▶ _Exercise materials_:
>>>

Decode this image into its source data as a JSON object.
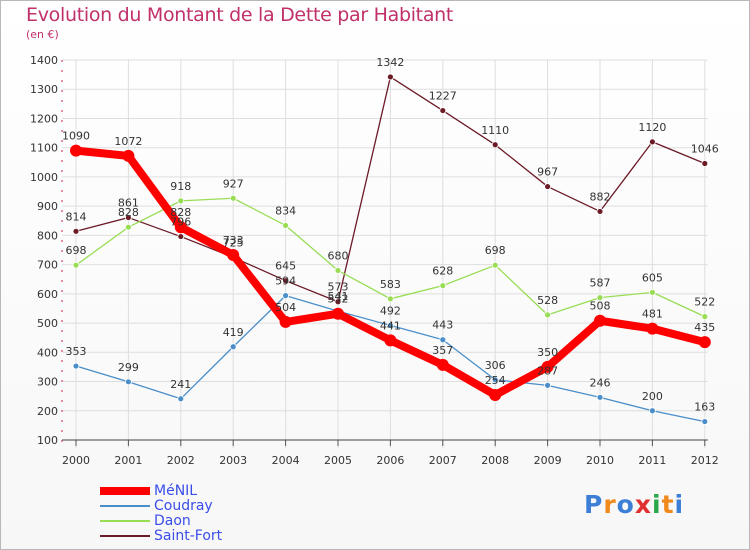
{
  "chart_data": {
    "type": "line",
    "title": "Evolution du Montant de la Dette par Habitant",
    "subtitle": "(en €)",
    "xlabel": "",
    "ylabel": "",
    "categories": [
      "2000",
      "2001",
      "2002",
      "2003",
      "2004",
      "2005",
      "2006",
      "2007",
      "2008",
      "2009",
      "2010",
      "2011",
      "2012"
    ],
    "ylim": [
      100,
      1400
    ],
    "yticks": [
      100,
      200,
      300,
      400,
      500,
      600,
      700,
      800,
      900,
      1000,
      1100,
      1200,
      1300,
      1400
    ],
    "grid": true,
    "legend_position": "bottom-left",
    "series": [
      {
        "name": "MéNIL",
        "color": "#ff0000",
        "values": [
          1090,
          1072,
          828,
          733,
          504,
          532,
          441,
          357,
          254,
          350,
          508,
          481,
          435
        ]
      },
      {
        "name": "Coudray",
        "color": "#4a8ec9",
        "values": [
          353,
          299,
          241,
          419,
          594,
          541,
          492,
          443,
          306,
          287,
          246,
          200,
          163
        ]
      },
      {
        "name": "Daon",
        "color": "#99dd55",
        "values": [
          698,
          828,
          918,
          927,
          834,
          680,
          583,
          628,
          698,
          528,
          587,
          605,
          522
        ]
      },
      {
        "name": "Saint-Fort",
        "color": "#6b1a26",
        "values": [
          814,
          861,
          796,
          725,
          645,
          573,
          1342,
          1227,
          1110,
          967,
          882,
          1120,
          1046
        ]
      }
    ]
  },
  "branding": {
    "logo_text": "Proxiti"
  }
}
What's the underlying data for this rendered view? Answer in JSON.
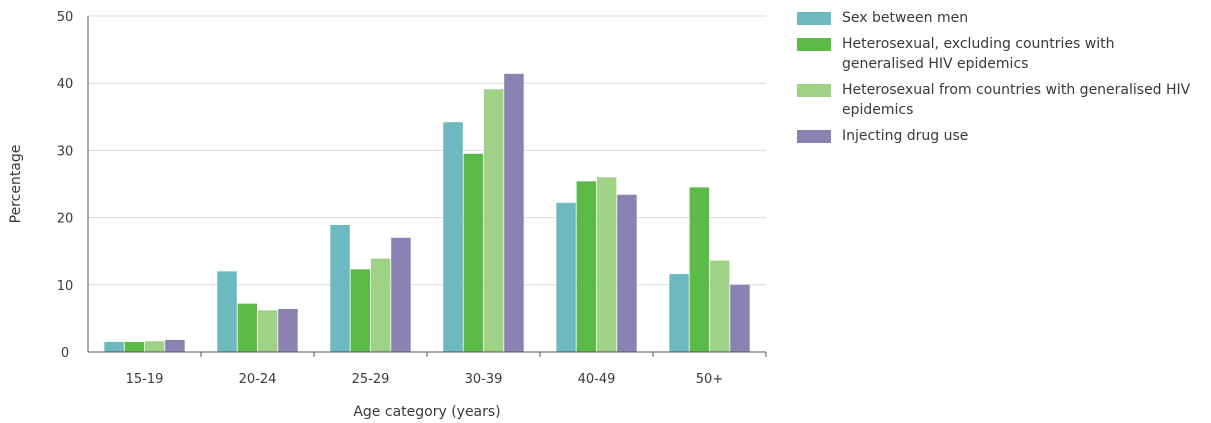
{
  "chart_data": {
    "type": "bar",
    "xlabel": "Age category (years)",
    "ylabel": "Percentage",
    "ylim": [
      0,
      50
    ],
    "yticks": [
      "0",
      "10",
      "20",
      "30",
      "40",
      "50"
    ],
    "grid": "horizontal",
    "legend_position": "right",
    "categories": [
      "15-19",
      "20-24",
      "25-29",
      "30-39",
      "40-49",
      "50+"
    ],
    "series": [
      {
        "name": "Sex between men",
        "color": "#6cbac0",
        "values": [
          1.5,
          12.0,
          18.9,
          34.2,
          22.2,
          11.6
        ]
      },
      {
        "name": "Heterosexual, excluding countries with generalised HIV epidemics",
        "color": "#5bbb46",
        "values": [
          1.5,
          7.2,
          12.3,
          29.5,
          25.4,
          24.5
        ]
      },
      {
        "name": "Heterosexual from countries with generalised HIV epidemics",
        "color": "#9fd286",
        "values": [
          1.6,
          6.2,
          13.9,
          39.1,
          26.0,
          13.6
        ]
      },
      {
        "name": "Injecting drug use",
        "color": "#8b82b4",
        "values": [
          1.8,
          6.4,
          17.0,
          41.4,
          23.4,
          10.0
        ]
      }
    ]
  }
}
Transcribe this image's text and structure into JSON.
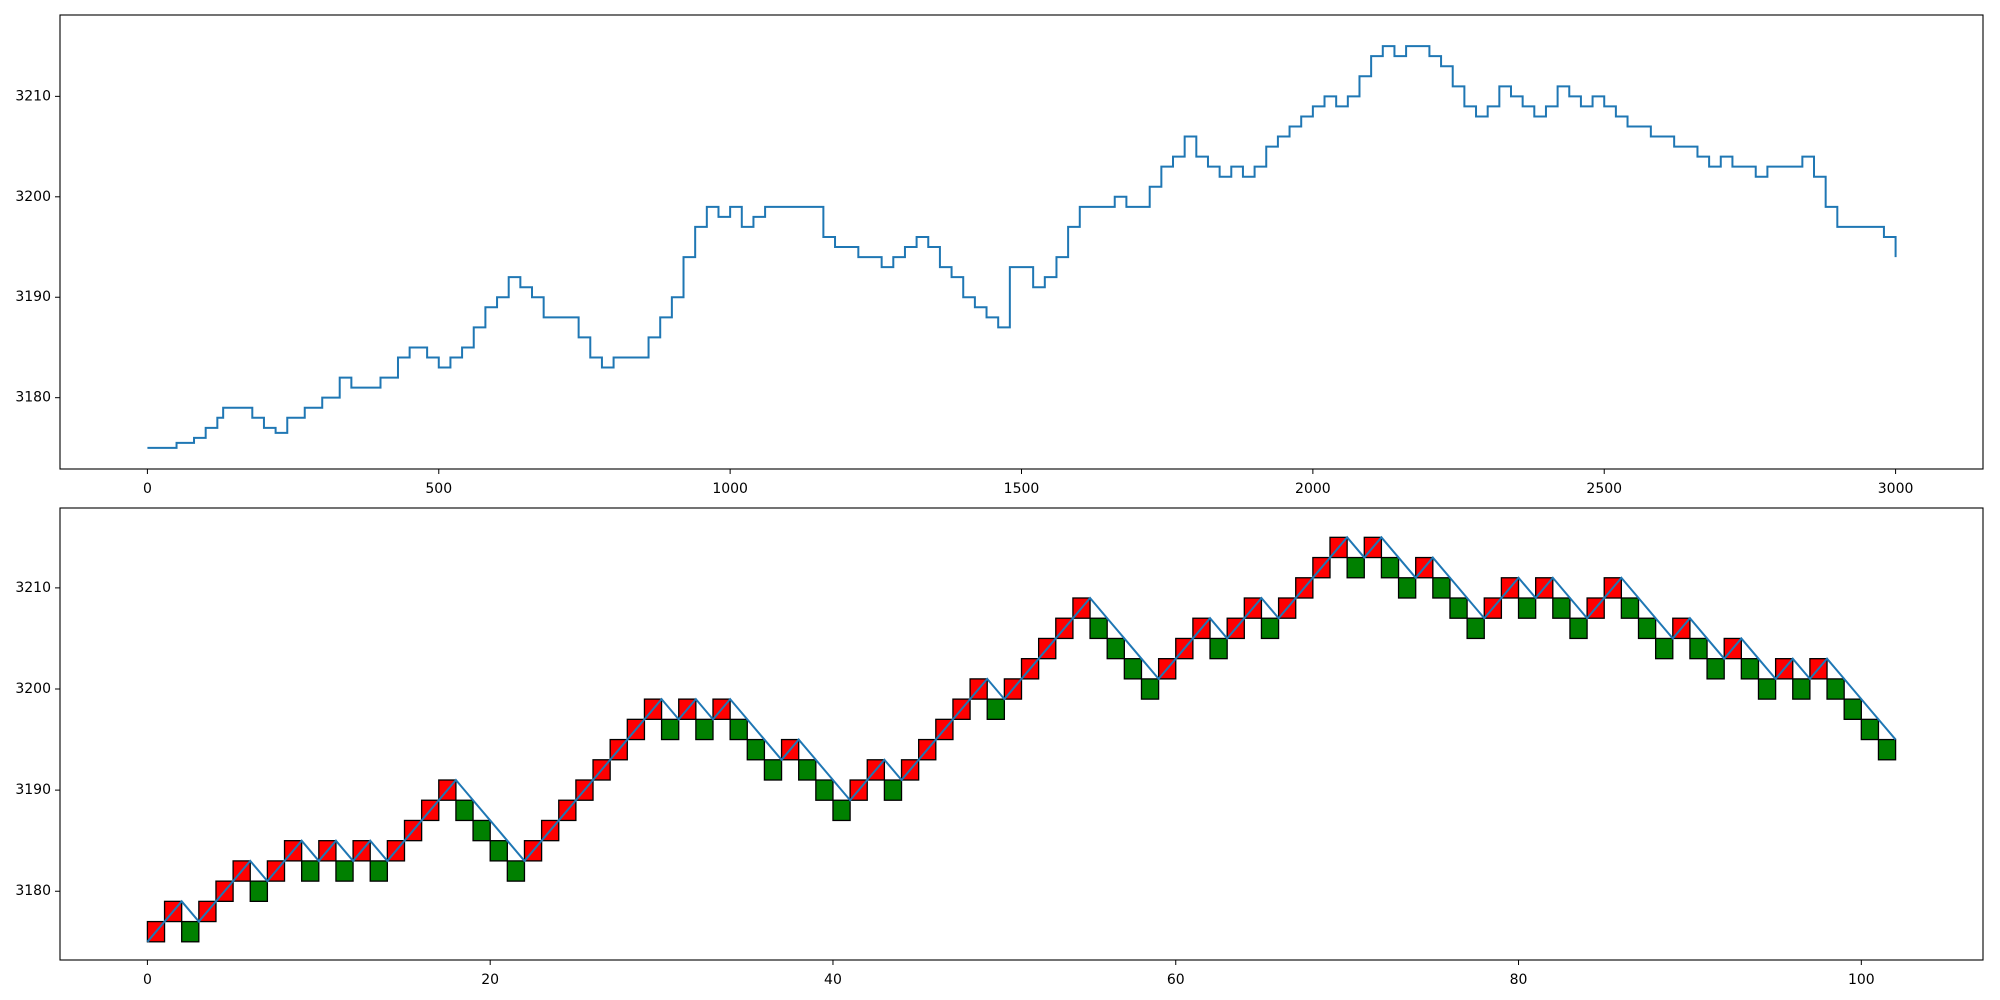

<<<

▶ _The problem_:
On how many lines does the word "color" appear? Answer with only the number.

▶ _Solution to this problem_:
8